__OBJECTIVE__
"love" appears in how many lines of the entries? State only the number.

################

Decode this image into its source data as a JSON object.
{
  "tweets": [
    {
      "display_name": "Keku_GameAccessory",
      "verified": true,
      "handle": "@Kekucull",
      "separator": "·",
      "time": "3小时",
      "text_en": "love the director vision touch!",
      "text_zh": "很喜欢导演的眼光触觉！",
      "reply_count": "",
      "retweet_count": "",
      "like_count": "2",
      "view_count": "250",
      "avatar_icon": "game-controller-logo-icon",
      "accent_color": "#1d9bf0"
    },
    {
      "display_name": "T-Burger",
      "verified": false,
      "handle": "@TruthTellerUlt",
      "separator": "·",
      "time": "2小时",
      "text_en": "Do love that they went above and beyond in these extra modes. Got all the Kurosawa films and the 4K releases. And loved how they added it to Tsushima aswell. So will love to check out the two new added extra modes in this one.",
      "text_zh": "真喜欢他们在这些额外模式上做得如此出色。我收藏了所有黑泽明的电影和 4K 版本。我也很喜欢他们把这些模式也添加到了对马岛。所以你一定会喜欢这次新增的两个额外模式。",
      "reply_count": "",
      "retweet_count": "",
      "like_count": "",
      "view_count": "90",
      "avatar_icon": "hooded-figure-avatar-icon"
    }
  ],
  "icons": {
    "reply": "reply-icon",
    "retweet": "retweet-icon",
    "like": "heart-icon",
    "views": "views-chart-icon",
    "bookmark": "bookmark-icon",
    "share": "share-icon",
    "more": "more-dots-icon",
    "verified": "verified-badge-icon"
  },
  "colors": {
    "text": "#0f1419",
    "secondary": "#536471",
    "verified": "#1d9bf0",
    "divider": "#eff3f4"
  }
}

################

__TASK OUTPUT__
2